**** Extracted data
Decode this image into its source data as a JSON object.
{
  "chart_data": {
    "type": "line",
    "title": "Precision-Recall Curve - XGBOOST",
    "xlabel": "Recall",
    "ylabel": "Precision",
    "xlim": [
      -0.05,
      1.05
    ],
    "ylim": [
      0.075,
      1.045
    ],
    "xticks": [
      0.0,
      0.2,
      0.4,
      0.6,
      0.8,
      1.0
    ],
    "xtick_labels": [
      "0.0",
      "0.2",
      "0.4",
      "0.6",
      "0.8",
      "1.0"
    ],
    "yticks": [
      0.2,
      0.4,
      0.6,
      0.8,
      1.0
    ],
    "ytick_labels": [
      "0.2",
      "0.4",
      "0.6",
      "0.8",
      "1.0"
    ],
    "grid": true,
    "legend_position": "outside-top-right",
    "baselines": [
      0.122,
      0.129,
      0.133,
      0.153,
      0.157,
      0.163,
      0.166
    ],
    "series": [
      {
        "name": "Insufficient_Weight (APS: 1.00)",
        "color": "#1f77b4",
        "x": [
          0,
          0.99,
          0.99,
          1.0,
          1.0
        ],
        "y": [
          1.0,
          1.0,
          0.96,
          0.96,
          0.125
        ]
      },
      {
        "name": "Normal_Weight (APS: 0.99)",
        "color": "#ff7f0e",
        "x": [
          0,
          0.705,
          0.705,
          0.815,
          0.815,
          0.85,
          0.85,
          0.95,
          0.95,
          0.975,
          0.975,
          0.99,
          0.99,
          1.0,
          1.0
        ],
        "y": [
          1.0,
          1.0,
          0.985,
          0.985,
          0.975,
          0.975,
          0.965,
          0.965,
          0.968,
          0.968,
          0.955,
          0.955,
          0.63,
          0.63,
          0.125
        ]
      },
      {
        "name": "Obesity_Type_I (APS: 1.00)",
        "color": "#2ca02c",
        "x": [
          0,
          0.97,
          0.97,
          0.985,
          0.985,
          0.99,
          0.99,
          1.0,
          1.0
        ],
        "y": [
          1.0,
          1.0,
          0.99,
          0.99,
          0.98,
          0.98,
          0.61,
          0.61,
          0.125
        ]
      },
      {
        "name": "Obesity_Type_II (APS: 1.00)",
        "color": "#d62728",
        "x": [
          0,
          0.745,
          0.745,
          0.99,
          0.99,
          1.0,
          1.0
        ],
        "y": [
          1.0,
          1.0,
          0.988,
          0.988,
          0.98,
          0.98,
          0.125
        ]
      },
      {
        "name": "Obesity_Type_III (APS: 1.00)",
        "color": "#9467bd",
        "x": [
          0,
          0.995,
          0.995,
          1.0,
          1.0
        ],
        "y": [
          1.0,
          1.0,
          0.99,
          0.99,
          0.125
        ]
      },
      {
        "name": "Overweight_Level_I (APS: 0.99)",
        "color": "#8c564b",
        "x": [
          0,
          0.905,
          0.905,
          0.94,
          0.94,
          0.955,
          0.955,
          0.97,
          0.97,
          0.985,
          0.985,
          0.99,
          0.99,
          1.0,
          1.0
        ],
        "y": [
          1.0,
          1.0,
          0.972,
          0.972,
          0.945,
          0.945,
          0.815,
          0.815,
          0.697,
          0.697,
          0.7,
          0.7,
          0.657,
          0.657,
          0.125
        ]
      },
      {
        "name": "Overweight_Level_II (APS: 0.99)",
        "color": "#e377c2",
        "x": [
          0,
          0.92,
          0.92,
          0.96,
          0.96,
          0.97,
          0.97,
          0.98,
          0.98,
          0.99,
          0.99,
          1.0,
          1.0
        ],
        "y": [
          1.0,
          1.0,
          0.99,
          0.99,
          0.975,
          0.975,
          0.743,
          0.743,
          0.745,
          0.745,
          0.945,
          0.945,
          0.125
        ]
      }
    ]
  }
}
********
### Task statement:
Extract, from the material above, each line holding the word "color".

### Response:
        "color": "#1f77b4",
        "color": "#ff7f0e",
        "color": "#2ca02c",
        "color": "#d62728",
        "color": "#9467bd",
        "color": "#8c564b",
        "color": "#e377c2",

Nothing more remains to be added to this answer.